Exercise directions -> Copy the records below exactly, leaving out every picture.

>> START Provided material

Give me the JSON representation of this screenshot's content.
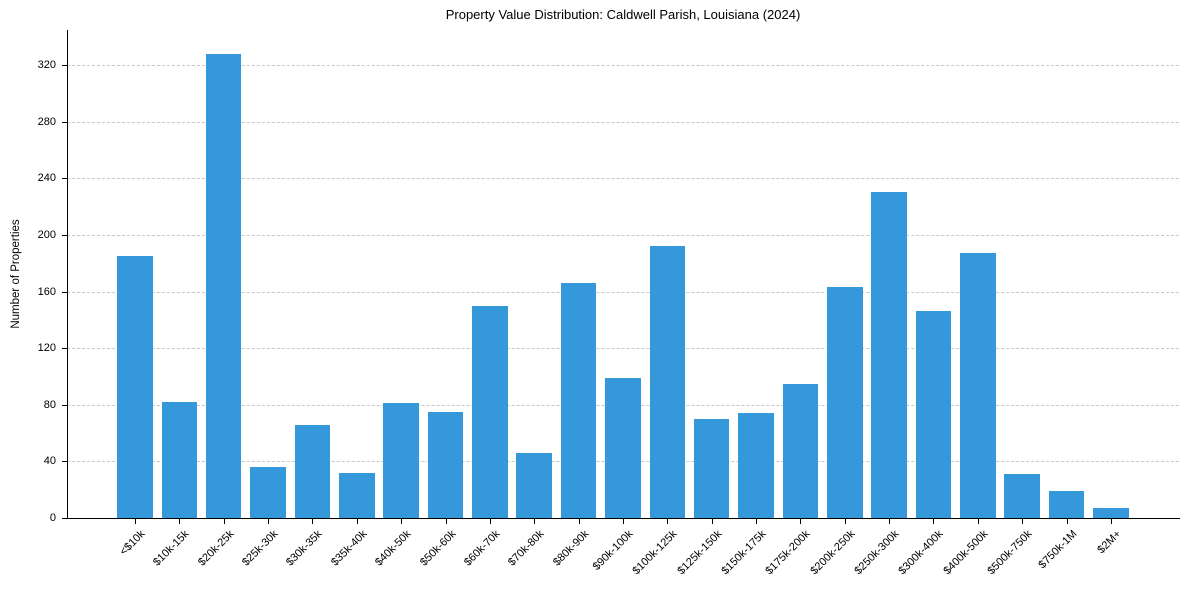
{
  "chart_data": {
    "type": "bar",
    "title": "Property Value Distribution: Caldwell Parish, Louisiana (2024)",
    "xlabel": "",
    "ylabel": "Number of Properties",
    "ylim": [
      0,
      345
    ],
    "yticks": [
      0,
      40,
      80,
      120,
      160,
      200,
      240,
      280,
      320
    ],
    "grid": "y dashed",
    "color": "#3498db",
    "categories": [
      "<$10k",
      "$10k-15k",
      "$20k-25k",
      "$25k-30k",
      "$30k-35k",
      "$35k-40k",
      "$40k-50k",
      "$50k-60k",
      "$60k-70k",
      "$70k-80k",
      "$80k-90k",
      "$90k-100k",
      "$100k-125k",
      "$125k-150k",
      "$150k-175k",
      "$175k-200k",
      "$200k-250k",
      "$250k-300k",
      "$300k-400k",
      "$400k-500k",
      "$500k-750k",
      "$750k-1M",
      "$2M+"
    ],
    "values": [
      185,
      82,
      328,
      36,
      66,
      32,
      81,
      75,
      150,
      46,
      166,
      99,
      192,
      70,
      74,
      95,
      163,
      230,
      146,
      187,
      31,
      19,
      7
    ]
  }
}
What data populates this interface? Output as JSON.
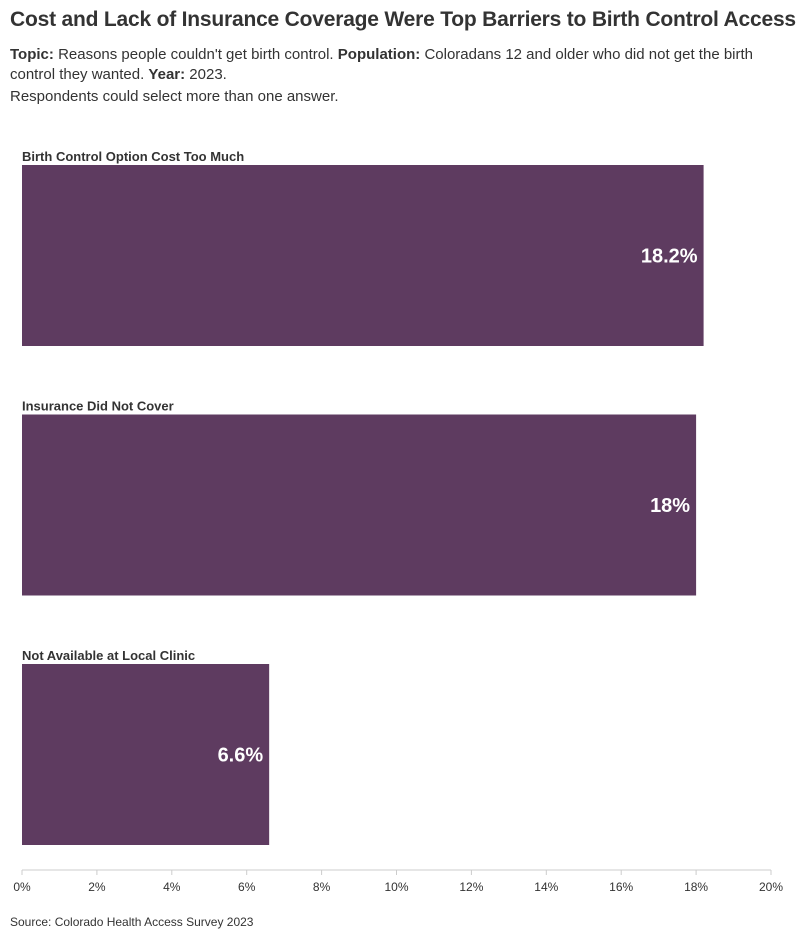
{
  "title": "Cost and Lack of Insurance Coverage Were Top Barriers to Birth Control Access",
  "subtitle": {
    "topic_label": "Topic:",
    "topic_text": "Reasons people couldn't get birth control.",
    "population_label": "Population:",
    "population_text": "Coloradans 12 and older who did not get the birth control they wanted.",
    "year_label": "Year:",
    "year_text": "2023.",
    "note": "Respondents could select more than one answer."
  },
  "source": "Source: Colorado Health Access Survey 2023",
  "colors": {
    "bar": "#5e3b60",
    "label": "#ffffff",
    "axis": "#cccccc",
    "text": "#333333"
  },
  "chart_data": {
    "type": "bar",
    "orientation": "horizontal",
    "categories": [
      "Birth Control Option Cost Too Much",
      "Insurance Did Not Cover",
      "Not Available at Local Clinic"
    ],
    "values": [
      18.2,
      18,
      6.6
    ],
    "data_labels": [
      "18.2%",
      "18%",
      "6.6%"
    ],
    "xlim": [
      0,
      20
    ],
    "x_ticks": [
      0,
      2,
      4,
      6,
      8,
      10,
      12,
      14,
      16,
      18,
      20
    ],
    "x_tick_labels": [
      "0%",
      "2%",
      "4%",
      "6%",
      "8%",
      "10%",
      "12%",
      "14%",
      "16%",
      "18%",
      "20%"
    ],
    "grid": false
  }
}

>> END Provided material

Finished answer ->
Give me the JSON representation of this screenshot's content.
{
  "chart_data": {
    "type": "bar",
    "title": "Property Value Distribution: Caldwell Parish, Louisiana (2024)",
    "xlabel": "",
    "ylabel": "Number of Properties",
    "ylim": [
      0,
      345
    ],
    "yticks": [
      0,
      40,
      80,
      120,
      160,
      200,
      240,
      280,
      320
    ],
    "grid": "y dashed",
    "color": "#3498db",
    "categories": [
      "<$10k",
      "$10k-15k",
      "$20k-25k",
      "$25k-30k",
      "$30k-35k",
      "$35k-40k",
      "$40k-50k",
      "$50k-60k",
      "$60k-70k",
      "$70k-80k",
      "$80k-90k",
      "$90k-100k",
      "$100k-125k",
      "$125k-150k",
      "$150k-175k",
      "$175k-200k",
      "$200k-250k",
      "$250k-300k",
      "$300k-400k",
      "$400k-500k",
      "$500k-750k",
      "$750k-1M",
      "$2M+"
    ],
    "values": [
      185,
      82,
      328,
      36,
      66,
      32,
      81,
      75,
      150,
      46,
      166,
      99,
      192,
      70,
      74,
      95,
      163,
      230,
      146,
      187,
      31,
      19,
      7
    ]
  }
}
What data populates this interface? Output as JSON.
{
  "title": "Cost and Lack of Insurance Coverage Were Top Barriers to Birth Control Access",
  "subtitle": {
    "topic_label": "Topic:",
    "topic_text": "Reasons people couldn't get birth control.",
    "population_label": "Population:",
    "population_text": "Coloradans 12 and older who did not get the birth control they wanted.",
    "year_label": "Year:",
    "year_text": "2023.",
    "note": "Respondents could select more than one answer."
  },
  "source": "Source: Colorado Health Access Survey 2023",
  "colors": {
    "bar": "#5e3b60",
    "label": "#ffffff",
    "axis": "#cccccc",
    "text": "#333333"
  },
  "chart_data": {
    "type": "bar",
    "orientation": "horizontal",
    "categories": [
      "Birth Control Option Cost Too Much",
      "Insurance Did Not Cover",
      "Not Available at Local Clinic"
    ],
    "values": [
      18.2,
      18,
      6.6
    ],
    "data_labels": [
      "18.2%",
      "18%",
      "6.6%"
    ],
    "xlim": [
      0,
      20
    ],
    "x_ticks": [
      0,
      2,
      4,
      6,
      8,
      10,
      12,
      14,
      16,
      18,
      20
    ],
    "x_tick_labels": [
      "0%",
      "2%",
      "4%",
      "6%",
      "8%",
      "10%",
      "12%",
      "14%",
      "16%",
      "18%",
      "20%"
    ],
    "grid": false
  }
}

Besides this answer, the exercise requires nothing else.